### [Data provided]
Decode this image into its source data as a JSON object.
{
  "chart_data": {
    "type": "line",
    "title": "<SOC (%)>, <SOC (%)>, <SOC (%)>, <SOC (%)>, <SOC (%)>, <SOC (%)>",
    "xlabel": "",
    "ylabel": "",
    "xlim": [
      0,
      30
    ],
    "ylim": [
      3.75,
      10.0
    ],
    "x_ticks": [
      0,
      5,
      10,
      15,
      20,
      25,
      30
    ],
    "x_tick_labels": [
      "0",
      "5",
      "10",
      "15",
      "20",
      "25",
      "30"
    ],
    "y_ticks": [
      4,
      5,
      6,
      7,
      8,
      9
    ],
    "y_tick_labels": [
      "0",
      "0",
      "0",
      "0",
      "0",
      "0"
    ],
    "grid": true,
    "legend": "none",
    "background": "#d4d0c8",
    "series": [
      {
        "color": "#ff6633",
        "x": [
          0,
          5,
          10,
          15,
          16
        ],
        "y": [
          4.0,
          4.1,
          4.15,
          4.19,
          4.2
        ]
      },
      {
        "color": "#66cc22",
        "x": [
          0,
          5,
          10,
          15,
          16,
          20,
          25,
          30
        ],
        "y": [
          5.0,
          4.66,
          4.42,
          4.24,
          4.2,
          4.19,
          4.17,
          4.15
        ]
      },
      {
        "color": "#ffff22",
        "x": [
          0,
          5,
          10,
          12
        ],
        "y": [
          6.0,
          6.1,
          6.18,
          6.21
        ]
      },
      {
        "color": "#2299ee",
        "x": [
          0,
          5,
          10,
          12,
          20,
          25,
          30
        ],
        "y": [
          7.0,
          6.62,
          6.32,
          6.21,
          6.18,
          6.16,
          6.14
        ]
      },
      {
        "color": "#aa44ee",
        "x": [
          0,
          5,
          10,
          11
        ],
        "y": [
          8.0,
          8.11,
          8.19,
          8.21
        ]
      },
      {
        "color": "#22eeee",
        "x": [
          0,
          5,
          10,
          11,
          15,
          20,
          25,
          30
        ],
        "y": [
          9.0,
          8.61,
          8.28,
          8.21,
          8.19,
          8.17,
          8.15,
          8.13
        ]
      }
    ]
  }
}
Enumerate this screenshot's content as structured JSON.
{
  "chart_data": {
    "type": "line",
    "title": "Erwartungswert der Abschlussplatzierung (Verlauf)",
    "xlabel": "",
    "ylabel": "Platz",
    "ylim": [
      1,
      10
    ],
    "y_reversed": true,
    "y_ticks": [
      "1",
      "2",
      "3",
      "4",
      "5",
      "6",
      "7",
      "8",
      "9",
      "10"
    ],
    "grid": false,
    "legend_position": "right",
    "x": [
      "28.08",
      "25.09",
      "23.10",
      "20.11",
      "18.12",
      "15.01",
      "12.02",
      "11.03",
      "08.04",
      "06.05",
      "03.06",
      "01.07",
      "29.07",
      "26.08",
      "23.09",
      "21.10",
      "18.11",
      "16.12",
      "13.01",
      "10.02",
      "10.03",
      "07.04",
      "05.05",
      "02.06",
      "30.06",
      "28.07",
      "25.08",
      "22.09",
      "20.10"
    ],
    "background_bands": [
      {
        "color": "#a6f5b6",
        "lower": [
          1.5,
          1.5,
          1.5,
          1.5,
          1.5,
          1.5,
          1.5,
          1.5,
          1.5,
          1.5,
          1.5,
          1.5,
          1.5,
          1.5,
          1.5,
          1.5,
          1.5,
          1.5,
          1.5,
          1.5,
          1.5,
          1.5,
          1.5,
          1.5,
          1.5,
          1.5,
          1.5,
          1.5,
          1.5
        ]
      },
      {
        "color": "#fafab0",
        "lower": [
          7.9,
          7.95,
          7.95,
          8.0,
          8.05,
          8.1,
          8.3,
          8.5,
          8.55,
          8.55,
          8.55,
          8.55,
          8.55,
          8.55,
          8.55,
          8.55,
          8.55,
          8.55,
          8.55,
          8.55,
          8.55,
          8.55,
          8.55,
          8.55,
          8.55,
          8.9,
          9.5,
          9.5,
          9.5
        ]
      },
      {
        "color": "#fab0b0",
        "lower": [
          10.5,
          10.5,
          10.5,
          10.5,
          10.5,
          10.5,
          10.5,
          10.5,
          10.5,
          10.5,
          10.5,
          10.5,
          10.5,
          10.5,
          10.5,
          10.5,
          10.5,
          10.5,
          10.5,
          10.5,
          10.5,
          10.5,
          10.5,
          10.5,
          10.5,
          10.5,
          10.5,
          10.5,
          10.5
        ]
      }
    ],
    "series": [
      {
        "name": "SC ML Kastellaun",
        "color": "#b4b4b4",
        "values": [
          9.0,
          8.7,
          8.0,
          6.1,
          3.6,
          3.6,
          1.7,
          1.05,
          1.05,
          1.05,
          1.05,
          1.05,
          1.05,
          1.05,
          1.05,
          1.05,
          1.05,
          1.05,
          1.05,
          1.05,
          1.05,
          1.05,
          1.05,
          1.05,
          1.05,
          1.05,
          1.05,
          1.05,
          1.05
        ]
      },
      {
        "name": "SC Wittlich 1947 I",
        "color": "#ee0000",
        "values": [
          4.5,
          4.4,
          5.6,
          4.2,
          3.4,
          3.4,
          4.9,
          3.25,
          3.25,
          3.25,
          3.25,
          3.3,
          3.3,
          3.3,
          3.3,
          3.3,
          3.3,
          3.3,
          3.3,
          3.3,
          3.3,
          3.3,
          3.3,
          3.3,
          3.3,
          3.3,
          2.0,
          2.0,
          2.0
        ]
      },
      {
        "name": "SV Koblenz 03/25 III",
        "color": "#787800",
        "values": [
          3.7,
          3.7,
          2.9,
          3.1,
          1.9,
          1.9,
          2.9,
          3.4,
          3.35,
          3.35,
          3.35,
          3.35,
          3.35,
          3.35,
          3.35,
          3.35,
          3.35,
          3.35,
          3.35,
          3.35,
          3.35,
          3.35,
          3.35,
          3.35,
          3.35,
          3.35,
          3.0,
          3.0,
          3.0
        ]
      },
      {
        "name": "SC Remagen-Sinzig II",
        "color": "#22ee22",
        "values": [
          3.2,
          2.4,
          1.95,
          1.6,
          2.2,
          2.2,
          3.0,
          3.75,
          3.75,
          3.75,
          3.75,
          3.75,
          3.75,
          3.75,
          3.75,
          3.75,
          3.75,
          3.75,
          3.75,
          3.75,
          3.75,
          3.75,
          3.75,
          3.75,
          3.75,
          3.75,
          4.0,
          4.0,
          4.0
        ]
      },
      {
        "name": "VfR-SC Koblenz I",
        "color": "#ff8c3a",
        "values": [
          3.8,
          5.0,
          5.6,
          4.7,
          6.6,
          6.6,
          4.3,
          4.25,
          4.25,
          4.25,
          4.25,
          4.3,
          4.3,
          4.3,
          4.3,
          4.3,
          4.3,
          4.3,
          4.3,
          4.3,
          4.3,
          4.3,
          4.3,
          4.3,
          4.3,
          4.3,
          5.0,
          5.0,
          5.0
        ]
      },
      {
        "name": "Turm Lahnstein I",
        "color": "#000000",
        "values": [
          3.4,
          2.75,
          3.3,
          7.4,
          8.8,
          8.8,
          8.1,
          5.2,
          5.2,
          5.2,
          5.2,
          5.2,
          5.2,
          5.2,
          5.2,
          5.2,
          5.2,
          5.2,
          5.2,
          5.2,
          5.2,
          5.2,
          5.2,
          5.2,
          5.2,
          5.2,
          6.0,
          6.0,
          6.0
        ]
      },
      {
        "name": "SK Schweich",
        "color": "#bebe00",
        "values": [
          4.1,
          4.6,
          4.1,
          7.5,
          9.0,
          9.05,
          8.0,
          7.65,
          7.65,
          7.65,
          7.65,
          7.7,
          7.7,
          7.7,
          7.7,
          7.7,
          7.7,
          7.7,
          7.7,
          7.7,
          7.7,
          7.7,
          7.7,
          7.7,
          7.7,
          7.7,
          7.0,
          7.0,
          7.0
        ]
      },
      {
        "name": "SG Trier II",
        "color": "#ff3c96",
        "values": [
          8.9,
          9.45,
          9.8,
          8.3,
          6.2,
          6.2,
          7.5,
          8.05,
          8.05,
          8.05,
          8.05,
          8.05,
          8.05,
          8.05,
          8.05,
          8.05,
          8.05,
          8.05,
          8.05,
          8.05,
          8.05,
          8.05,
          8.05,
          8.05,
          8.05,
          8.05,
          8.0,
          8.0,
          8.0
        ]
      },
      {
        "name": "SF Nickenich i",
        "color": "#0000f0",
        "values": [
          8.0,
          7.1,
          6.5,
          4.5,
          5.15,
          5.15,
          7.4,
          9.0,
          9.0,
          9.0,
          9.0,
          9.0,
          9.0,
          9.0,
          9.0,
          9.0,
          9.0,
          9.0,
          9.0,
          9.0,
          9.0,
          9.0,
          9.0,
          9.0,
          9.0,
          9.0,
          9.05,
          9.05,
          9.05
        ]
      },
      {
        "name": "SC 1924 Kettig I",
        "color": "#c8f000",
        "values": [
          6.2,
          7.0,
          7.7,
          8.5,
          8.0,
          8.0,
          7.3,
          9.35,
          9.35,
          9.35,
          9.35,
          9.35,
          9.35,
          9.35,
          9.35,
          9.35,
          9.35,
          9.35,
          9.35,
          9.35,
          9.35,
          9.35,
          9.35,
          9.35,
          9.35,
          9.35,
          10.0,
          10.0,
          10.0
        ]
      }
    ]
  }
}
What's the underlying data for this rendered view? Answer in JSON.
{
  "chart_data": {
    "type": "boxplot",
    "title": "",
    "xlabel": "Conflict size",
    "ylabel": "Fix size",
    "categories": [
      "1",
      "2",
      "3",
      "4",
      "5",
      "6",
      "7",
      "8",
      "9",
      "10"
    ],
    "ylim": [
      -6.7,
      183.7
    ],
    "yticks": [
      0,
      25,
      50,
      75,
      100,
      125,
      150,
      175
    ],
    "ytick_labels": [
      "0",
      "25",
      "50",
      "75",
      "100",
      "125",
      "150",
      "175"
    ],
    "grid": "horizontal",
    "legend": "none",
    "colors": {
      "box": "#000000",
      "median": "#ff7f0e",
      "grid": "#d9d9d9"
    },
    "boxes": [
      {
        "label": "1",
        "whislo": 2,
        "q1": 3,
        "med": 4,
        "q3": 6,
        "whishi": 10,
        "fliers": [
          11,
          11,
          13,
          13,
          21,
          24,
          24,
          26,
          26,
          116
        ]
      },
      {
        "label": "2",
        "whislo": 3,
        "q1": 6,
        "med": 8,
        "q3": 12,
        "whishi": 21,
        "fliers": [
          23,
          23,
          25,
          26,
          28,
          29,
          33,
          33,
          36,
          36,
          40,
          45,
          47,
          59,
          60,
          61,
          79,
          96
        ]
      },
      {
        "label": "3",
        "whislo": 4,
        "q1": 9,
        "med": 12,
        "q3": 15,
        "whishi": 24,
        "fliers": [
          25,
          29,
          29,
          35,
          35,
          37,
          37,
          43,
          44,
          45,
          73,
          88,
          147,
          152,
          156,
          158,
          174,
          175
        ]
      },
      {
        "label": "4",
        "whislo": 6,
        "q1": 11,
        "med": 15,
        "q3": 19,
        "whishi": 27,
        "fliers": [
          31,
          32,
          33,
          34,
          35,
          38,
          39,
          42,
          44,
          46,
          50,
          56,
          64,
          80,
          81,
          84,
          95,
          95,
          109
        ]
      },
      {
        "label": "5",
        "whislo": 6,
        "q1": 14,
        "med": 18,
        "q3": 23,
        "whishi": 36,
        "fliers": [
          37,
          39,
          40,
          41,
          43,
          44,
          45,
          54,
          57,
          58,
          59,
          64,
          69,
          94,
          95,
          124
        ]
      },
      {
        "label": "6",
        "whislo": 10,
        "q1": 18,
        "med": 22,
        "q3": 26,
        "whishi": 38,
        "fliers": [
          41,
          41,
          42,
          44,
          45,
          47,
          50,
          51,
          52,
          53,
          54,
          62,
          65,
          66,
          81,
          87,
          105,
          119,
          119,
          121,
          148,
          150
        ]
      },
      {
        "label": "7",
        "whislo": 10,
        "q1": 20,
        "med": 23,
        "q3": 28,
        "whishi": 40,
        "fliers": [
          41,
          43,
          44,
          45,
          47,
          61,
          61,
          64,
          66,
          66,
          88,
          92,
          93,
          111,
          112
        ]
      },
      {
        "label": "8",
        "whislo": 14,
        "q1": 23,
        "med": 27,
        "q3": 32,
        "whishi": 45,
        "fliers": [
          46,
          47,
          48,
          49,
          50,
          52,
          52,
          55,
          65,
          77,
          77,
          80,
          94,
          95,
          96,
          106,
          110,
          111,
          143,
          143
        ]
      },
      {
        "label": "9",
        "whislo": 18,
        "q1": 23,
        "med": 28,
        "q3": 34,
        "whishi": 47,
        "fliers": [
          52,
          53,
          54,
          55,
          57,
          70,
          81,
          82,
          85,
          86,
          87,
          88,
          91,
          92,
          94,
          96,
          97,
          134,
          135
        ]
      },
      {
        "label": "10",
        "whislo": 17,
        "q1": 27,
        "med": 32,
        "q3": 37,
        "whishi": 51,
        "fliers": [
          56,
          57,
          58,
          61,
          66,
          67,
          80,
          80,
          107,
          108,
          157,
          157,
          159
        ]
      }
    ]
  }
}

### [What is needed]
Of the lines in the material, how many contain the word "ylabel"? Reply with the number and nothing else.

### [Exercise response]
3